:: Data for this task ::
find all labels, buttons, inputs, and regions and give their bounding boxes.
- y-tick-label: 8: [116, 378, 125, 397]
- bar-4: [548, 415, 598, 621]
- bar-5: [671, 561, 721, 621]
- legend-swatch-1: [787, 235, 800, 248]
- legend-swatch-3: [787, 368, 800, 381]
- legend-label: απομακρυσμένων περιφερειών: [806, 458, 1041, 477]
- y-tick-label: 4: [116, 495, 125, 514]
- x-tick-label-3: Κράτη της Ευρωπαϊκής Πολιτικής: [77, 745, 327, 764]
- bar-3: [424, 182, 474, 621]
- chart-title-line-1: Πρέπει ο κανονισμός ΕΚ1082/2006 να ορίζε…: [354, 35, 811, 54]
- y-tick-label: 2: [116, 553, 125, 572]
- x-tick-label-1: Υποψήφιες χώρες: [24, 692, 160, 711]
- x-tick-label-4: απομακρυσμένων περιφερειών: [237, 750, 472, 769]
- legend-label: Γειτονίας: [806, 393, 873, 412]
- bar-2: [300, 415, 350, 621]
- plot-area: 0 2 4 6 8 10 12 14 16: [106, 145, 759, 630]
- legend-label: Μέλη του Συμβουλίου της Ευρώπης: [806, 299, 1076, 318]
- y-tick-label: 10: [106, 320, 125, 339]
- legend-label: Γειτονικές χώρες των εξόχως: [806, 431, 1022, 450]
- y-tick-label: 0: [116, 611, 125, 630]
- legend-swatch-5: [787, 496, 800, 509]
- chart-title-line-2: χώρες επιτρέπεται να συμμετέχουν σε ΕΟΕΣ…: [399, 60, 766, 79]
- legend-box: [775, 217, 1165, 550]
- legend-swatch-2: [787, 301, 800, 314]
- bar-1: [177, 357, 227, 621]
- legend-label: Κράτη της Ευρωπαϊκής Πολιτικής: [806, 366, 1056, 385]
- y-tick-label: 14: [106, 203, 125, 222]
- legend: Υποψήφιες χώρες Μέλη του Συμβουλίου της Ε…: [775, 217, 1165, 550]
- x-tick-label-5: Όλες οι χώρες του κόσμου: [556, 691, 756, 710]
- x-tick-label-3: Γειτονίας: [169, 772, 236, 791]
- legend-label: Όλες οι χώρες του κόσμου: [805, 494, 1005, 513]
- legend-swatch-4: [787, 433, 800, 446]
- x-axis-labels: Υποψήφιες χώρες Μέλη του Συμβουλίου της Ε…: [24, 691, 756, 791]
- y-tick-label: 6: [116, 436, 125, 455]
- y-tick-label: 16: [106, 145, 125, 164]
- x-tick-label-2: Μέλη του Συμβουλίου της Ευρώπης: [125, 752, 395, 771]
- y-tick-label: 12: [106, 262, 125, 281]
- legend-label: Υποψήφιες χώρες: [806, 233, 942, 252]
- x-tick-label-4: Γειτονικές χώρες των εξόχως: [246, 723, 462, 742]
:::
### Written problem
Reproduce without any change the lines from the beginning of the listing up to and including the line that contains "- bar-3: [424, 182, 474, 621]".

### Expected answer
find all labels, buttons, inputs, and regions and give their bounding boxes.
- y-tick-label: 8: [116, 378, 125, 397]
- bar-4: [548, 415, 598, 621]
- bar-5: [671, 561, 721, 621]
- legend-swatch-1: [787, 235, 800, 248]
- legend-swatch-3: [787, 368, 800, 381]
- legend-label: απομακρυσμένων περιφερειών: [806, 458, 1041, 477]
- y-tick-label: 4: [116, 495, 125, 514]
- x-tick-label-3: Κράτη της Ευρωπαϊκής Πολιτικής: [77, 745, 327, 764]
- bar-3: [424, 182, 474, 621]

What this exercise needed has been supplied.